• **Aim of the exercise**: Where a line of the material contains the string "document", copy that line.

[start of Dataset content]

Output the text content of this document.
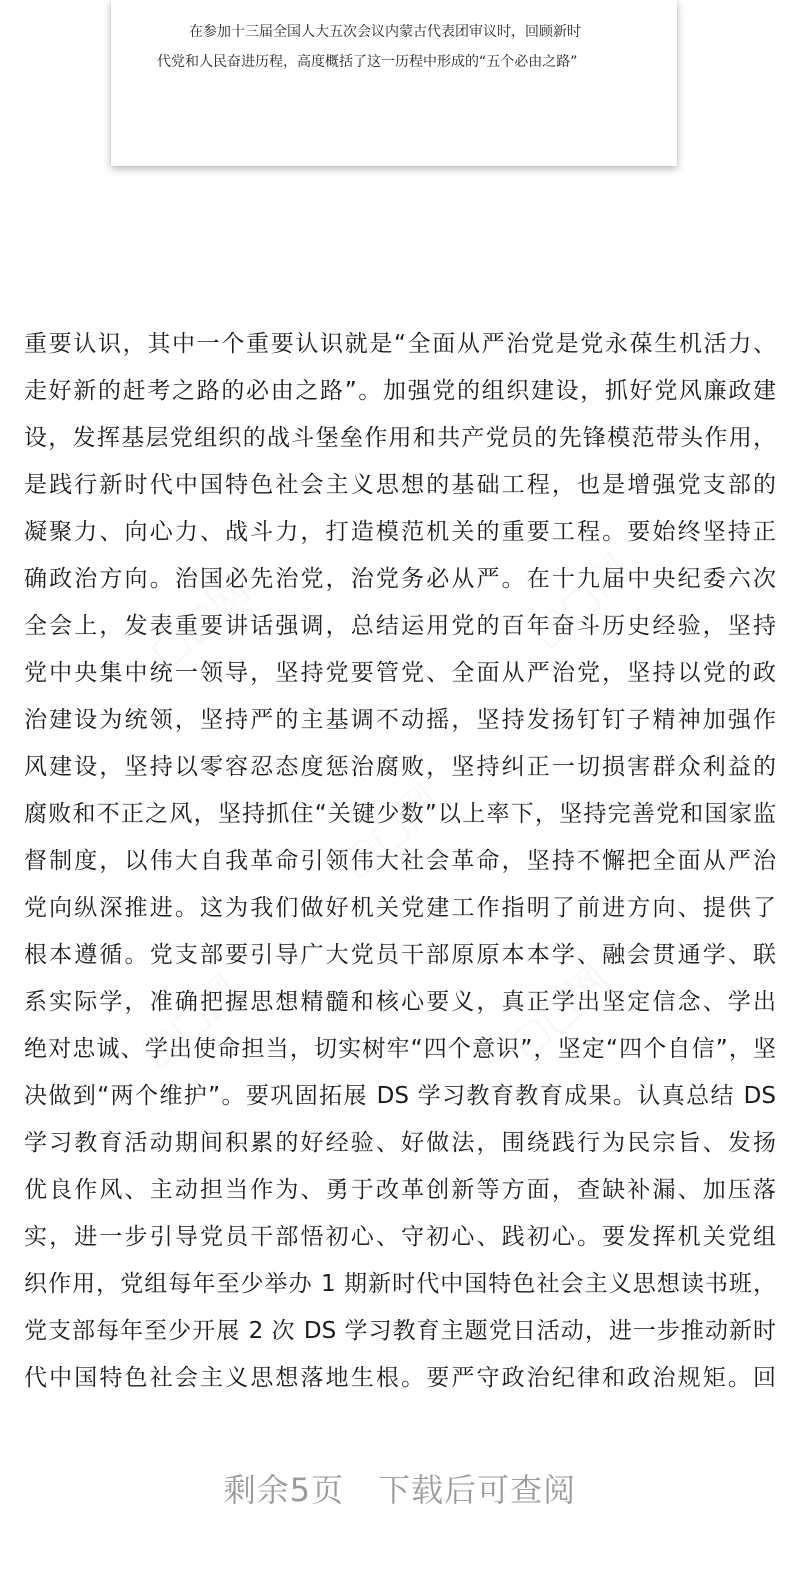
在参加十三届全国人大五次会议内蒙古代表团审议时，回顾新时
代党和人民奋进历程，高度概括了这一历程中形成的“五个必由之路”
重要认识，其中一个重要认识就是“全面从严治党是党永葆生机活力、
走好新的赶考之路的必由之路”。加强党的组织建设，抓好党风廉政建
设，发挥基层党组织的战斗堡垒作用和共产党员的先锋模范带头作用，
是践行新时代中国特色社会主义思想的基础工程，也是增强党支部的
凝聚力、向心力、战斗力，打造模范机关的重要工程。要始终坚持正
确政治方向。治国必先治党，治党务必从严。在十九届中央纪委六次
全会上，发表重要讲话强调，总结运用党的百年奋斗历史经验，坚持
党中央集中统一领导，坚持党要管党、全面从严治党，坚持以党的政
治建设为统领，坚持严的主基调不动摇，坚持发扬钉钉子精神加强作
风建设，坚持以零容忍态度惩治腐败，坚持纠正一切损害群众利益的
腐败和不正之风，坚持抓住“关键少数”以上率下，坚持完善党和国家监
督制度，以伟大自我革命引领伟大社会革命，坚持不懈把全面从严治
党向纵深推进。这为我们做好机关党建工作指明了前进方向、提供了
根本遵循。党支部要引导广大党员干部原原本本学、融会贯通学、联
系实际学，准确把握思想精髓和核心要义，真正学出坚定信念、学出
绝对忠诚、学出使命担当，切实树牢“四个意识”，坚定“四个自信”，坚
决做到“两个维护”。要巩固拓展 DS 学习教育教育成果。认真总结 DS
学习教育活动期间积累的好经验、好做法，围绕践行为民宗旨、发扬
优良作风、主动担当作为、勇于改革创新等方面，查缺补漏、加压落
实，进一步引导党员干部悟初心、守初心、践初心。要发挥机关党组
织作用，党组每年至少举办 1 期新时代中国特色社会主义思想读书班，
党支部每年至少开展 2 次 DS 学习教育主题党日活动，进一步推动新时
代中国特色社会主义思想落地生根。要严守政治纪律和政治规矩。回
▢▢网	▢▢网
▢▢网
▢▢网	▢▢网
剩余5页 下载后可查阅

[end of Dataset content]
[start of Dataset content]

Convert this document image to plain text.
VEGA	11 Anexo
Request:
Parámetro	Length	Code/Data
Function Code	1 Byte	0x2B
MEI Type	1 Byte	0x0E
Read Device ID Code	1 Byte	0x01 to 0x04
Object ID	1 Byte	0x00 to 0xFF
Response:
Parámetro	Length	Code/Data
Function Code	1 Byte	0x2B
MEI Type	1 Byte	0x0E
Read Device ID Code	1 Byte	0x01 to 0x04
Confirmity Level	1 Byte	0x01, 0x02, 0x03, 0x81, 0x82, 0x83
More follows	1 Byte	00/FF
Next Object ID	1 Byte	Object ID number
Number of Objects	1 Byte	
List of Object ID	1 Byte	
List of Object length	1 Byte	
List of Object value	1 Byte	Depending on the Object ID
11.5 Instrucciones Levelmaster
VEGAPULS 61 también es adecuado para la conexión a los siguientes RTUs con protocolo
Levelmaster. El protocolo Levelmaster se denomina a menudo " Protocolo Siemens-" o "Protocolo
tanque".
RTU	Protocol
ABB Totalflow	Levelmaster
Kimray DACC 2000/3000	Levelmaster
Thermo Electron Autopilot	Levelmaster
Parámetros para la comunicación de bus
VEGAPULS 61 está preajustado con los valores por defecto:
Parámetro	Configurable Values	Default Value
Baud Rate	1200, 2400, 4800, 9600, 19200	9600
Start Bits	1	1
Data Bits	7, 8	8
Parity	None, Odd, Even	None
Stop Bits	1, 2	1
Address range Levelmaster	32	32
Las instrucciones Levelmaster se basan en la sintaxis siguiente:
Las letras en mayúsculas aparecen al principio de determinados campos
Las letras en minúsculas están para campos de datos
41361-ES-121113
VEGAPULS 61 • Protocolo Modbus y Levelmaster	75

[end of Dataset content]

• **Task answer**:
Output the text content of this document.
Convert this document image to plain text.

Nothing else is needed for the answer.